> _What is required_
Look through the lines below and extract any with the word "последствий".
** Start of Data lines **
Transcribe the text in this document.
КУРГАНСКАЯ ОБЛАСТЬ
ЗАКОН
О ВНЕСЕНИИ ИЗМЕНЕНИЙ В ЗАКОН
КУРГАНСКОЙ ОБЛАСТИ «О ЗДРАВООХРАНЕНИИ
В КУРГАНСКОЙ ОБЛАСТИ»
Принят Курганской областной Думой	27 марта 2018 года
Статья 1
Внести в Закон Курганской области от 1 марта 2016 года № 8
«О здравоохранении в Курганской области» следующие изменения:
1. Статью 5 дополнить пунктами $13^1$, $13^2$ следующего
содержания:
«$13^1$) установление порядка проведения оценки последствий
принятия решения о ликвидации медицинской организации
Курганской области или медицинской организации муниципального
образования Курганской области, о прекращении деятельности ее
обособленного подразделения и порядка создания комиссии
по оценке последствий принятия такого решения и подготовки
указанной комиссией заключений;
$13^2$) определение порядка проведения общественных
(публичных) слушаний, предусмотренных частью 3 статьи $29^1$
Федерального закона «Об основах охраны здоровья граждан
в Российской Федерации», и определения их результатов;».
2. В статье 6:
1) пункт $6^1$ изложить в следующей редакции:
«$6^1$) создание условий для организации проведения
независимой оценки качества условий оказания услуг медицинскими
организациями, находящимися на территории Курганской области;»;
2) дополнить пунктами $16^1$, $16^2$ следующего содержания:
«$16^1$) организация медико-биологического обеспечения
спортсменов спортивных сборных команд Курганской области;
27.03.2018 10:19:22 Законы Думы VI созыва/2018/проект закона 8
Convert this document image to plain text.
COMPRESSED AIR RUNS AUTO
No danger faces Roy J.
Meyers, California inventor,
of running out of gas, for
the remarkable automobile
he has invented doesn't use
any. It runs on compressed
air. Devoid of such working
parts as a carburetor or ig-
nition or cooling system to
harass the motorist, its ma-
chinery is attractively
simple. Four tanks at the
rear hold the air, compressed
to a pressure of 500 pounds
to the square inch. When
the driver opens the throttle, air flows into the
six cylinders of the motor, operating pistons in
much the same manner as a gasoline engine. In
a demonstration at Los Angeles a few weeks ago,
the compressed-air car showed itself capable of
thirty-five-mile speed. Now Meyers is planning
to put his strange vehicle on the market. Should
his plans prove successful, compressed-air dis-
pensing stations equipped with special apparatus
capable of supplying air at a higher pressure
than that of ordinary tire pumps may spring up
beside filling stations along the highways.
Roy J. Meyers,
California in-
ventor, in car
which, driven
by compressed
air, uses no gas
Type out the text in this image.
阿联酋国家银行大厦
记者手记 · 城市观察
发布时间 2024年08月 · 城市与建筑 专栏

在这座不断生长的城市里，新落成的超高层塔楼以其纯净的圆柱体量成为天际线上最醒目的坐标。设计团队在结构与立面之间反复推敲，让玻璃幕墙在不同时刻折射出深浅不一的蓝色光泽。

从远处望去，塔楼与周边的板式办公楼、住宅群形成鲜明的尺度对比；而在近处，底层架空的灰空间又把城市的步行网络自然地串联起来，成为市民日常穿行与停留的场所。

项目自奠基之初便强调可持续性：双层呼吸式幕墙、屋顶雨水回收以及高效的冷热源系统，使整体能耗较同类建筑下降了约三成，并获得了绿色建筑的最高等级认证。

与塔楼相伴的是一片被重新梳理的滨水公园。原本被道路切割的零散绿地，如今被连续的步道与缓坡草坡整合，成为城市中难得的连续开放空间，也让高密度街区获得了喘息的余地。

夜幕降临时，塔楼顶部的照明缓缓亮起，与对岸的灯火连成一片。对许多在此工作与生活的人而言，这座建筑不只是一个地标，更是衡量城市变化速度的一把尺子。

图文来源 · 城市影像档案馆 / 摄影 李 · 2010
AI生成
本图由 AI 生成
** End of Data lines **
> _Result of this exercise_
«$13^1$) установление порядка проведения оценки последствий
по оценке последствий принятия такого решения и подготовки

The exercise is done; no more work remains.